Answer with a single number: the count of lines that include the string "舟中人两三粒而已".

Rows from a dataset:
⟨

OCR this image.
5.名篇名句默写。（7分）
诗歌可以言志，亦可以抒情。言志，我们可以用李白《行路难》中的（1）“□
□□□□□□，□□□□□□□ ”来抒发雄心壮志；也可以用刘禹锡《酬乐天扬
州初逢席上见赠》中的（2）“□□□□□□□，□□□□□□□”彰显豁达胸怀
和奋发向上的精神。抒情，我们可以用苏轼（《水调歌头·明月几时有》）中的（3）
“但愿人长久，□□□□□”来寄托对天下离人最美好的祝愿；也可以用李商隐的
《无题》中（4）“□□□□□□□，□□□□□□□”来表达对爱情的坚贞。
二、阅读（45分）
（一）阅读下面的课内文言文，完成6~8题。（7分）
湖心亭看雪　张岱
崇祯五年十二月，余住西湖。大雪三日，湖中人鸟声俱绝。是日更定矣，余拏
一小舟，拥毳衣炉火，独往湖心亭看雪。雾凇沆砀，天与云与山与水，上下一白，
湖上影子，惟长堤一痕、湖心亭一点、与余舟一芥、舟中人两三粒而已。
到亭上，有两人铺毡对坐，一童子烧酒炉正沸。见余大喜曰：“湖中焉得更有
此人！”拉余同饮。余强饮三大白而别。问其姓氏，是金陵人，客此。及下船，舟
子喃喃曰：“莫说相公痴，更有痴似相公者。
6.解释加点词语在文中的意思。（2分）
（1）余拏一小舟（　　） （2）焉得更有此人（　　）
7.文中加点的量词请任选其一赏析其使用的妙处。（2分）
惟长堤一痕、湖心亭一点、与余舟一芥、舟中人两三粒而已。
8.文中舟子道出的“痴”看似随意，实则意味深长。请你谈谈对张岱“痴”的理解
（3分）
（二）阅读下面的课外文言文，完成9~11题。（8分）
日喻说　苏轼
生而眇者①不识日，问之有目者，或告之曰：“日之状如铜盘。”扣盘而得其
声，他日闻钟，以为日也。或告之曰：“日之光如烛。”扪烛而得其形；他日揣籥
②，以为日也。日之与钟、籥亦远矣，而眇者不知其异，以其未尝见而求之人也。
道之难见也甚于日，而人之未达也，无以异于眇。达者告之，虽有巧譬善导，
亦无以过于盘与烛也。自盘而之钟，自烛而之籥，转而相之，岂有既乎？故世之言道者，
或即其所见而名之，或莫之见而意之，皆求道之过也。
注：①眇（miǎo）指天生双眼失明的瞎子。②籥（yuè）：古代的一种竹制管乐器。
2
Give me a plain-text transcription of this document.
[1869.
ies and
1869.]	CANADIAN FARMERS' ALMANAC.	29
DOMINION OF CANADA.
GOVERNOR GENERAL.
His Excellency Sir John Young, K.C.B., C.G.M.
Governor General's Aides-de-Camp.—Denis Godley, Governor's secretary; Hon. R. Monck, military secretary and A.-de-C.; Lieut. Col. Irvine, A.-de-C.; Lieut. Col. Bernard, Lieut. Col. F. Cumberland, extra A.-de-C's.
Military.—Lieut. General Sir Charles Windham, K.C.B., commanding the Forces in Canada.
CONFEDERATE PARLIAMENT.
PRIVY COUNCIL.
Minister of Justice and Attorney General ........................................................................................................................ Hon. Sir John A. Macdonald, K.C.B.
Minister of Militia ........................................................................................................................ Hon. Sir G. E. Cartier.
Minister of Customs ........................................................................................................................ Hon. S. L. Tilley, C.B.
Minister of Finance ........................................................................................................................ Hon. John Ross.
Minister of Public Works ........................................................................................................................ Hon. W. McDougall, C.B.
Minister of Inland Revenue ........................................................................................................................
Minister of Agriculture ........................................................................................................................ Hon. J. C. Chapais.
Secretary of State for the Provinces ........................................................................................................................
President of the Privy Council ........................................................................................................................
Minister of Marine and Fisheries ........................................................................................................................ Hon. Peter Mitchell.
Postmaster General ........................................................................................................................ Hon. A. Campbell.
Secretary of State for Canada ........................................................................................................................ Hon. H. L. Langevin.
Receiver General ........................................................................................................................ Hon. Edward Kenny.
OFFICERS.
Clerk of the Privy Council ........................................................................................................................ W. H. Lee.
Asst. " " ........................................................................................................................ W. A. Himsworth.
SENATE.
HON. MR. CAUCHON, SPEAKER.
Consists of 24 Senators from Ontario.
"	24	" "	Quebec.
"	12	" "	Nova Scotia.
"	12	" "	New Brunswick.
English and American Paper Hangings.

⟩

*Full response*.
2